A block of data

──────────────────────────────

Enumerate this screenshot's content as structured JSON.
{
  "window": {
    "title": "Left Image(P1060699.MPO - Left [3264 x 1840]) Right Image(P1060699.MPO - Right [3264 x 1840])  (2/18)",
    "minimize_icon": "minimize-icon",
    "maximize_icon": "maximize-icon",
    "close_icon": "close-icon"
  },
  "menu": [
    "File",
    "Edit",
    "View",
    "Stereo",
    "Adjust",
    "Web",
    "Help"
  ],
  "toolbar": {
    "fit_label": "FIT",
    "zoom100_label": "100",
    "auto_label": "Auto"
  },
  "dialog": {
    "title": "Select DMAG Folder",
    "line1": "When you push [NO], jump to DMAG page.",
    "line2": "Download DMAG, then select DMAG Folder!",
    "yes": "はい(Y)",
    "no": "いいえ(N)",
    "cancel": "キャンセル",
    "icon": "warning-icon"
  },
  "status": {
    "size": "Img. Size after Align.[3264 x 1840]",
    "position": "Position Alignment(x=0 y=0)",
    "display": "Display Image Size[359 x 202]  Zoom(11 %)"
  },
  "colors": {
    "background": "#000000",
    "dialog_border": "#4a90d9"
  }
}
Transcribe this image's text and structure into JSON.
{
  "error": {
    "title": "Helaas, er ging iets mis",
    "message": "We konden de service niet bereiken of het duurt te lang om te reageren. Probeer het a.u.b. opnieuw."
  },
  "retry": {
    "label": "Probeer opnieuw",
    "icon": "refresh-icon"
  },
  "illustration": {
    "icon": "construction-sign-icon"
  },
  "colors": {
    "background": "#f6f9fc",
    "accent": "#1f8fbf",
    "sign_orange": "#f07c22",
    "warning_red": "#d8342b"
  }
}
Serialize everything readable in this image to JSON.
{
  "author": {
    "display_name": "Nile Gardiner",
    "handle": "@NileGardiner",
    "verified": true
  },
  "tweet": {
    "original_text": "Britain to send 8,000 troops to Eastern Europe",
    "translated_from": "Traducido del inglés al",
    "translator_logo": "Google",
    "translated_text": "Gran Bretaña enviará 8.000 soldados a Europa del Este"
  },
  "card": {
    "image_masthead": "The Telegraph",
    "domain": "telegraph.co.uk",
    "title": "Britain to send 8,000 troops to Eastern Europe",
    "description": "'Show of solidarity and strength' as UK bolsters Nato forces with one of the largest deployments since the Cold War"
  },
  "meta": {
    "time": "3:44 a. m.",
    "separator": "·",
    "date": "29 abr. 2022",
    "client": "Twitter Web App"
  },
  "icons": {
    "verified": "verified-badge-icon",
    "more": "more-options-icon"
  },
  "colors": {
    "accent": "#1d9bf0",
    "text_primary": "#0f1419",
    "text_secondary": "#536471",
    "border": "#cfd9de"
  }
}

──────────────────────────────

EXERCISE BRIEF:
Your task is to give the records above again, exactly.

ANSWER BELOW:
Enumerate this screenshot's content as structured JSON.
{
  "window": {
    "title": "Left Image(P1060699.MPO - Left [3264 x 1840]) Right Image(P1060699.MPO - Right [3264 x 1840])  (2/18)",
    "minimize_icon": "minimize-icon",
    "maximize_icon": "maximize-icon",
    "close_icon": "close-icon"
  },
  "menu": [
    "File",
    "Edit",
    "View",
    "Stereo",
    "Adjust",
    "Web",
    "Help"
  ],
  "toolbar": {
    "fit_label": "FIT",
    "zoom100_label": "100",
    "auto_label": "Auto"
  },
  "dialog": {
    "title": "Select DMAG Folder",
    "line1": "When you push [NO], jump to DMAG page.",
    "line2": "Download DMAG, then select DMAG Folder!",
    "yes": "はい(Y)",
    "no": "いいえ(N)",
    "cancel": "キャンセル",
    "icon": "warning-icon"
  },
  "status": {
    "size": "Img. Size after Align.[3264 x 1840]",
    "position": "Position Alignment(x=0 y=0)",
    "display": "Display Image Size[359 x 202]  Zoom(11 %)"
  },
  "colors": {
    "background": "#000000",
    "dialog_border": "#4a90d9"
  }
}
Transcribe this image's text and structure into JSON.
{
  "error": {
    "title": "Helaas, er ging iets mis",
    "message": "We konden de service niet bereiken of het duurt te lang om te reageren. Probeer het a.u.b. opnieuw."
  },
  "retry": {
    "label": "Probeer opnieuw",
    "icon": "refresh-icon"
  },
  "illustration": {
    "icon": "construction-sign-icon"
  },
  "colors": {
    "background": "#f6f9fc",
    "accent": "#1f8fbf",
    "sign_orange": "#f07c22",
    "warning_red": "#d8342b"
  }
}
Serialize everything readable in this image to JSON.
{
  "author": {
    "display_name": "Nile Gardiner",
    "handle": "@NileGardiner",
    "verified": true
  },
  "tweet": {
    "original_text": "Britain to send 8,000 troops to Eastern Europe",
    "translated_from": "Traducido del inglés al",
    "translator_logo": "Google",
    "translated_text": "Gran Bretaña enviará 8.000 soldados a Europa del Este"
  },
  "card": {
    "image_masthead": "The Telegraph",
    "domain": "telegraph.co.uk",
    "title": "Britain to send 8,000 troops to Eastern Europe",
    "description": "'Show of solidarity and strength' as UK bolsters Nato forces with one of the largest deployments since the Cold War"
  },
  "meta": {
    "time": "3:44 a. m.",
    "separator": "·",
    "date": "29 abr. 2022",
    "client": "Twitter Web App"
  },
  "icons": {
    "verified": "verified-badge-icon",
    "more": "more-options-icon"
  },
  "colors": {
    "accent": "#1d9bf0",
    "text_primary": "#0f1419",
    "text_secondary": "#536471",
    "border": "#cfd9de"
  }
}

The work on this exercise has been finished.